> _Objective_: Select all lines with the string "icon" in them, and copy those lines.

> _Data_:
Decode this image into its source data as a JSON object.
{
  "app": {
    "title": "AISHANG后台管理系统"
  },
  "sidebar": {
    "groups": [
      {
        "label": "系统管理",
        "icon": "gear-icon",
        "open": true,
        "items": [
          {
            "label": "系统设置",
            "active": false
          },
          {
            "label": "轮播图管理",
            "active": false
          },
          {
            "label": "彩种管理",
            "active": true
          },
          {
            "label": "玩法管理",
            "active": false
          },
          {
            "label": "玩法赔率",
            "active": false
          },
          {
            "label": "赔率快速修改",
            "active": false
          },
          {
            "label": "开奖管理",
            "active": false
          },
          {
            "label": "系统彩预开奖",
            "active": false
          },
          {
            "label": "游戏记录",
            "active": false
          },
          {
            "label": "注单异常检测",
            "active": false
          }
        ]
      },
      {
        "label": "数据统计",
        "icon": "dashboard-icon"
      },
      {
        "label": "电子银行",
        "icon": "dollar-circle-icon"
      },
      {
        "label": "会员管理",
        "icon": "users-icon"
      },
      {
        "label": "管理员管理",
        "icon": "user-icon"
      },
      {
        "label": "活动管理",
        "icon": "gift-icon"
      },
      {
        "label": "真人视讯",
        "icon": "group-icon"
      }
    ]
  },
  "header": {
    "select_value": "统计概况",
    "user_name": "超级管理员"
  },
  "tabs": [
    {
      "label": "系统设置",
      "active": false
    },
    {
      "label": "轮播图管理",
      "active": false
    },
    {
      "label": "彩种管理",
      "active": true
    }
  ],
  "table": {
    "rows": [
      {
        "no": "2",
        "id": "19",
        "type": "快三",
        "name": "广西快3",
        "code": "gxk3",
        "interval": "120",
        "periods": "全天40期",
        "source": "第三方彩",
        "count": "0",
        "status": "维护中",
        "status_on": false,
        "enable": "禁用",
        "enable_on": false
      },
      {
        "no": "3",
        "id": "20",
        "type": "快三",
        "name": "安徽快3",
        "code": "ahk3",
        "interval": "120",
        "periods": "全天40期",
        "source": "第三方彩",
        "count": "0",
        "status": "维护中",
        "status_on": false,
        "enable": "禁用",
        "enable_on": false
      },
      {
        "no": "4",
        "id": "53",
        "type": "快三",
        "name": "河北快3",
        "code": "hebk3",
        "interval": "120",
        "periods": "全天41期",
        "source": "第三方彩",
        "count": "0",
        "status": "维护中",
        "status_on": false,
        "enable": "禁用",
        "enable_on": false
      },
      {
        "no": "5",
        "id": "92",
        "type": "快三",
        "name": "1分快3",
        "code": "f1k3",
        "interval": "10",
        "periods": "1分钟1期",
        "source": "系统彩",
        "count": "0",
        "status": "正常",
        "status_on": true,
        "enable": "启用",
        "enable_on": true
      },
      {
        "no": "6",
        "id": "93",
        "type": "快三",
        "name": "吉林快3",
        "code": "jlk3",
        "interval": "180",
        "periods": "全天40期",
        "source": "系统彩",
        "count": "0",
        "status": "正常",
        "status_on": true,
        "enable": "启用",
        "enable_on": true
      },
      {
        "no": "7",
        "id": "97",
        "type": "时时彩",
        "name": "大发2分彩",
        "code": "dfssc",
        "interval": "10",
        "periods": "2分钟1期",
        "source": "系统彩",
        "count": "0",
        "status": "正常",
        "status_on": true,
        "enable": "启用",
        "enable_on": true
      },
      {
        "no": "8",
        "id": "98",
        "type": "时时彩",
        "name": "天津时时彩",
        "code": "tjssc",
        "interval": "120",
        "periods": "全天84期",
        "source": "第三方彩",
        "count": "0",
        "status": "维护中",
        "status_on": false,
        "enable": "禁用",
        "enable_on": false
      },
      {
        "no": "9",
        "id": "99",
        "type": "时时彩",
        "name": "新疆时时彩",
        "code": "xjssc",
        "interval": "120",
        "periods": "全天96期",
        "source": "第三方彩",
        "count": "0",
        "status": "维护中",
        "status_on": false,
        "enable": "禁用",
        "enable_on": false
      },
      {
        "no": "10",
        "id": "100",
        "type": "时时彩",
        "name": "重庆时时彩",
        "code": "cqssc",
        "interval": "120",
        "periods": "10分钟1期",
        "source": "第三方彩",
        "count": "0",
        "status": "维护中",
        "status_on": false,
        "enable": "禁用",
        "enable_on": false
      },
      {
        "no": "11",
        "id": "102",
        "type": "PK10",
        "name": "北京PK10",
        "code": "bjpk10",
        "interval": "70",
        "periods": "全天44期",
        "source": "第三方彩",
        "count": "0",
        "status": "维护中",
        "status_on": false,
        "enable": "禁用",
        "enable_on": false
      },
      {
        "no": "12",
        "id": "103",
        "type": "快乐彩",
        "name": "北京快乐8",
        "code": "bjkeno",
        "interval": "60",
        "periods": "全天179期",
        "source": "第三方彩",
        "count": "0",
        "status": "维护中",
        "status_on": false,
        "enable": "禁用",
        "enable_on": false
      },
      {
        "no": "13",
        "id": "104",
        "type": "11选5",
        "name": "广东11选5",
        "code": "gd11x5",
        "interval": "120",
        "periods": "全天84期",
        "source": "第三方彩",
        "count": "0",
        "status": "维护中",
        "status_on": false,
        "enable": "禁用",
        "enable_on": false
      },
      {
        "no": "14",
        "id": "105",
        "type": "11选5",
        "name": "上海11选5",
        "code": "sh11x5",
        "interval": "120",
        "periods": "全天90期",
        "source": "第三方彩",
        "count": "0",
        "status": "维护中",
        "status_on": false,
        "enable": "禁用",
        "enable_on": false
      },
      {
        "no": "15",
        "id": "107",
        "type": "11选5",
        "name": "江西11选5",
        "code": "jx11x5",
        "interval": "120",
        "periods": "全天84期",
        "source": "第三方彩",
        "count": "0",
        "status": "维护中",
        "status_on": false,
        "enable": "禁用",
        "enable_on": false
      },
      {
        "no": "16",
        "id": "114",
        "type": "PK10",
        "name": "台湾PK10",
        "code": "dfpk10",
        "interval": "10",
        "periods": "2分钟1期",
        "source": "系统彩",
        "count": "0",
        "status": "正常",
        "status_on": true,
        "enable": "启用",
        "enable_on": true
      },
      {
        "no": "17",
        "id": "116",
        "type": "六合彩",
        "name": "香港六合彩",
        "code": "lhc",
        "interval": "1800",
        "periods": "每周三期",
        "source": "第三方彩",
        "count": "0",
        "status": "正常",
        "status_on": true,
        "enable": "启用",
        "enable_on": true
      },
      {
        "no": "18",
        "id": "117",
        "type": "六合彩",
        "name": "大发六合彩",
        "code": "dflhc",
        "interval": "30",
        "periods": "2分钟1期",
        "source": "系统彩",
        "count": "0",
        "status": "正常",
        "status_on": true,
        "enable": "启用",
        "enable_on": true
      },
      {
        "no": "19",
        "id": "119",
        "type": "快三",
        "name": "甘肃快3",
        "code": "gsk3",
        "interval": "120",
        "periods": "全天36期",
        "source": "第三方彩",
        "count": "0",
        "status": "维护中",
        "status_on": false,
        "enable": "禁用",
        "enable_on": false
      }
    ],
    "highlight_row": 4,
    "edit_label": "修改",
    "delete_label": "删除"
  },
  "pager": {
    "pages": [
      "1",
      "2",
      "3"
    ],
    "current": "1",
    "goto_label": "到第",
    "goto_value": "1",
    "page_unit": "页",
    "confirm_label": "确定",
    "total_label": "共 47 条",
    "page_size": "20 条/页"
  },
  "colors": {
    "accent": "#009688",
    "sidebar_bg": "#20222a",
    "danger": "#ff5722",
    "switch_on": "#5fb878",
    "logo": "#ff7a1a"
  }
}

> _Result_:
        "icon": "gear-icon",
        "icon": "dashboard-icon"
        "icon": "dollar-circle-icon"
        "icon": "users-icon"
        "icon": "user-icon"
        "icon": "gift-icon"
        "icon": "group-icon"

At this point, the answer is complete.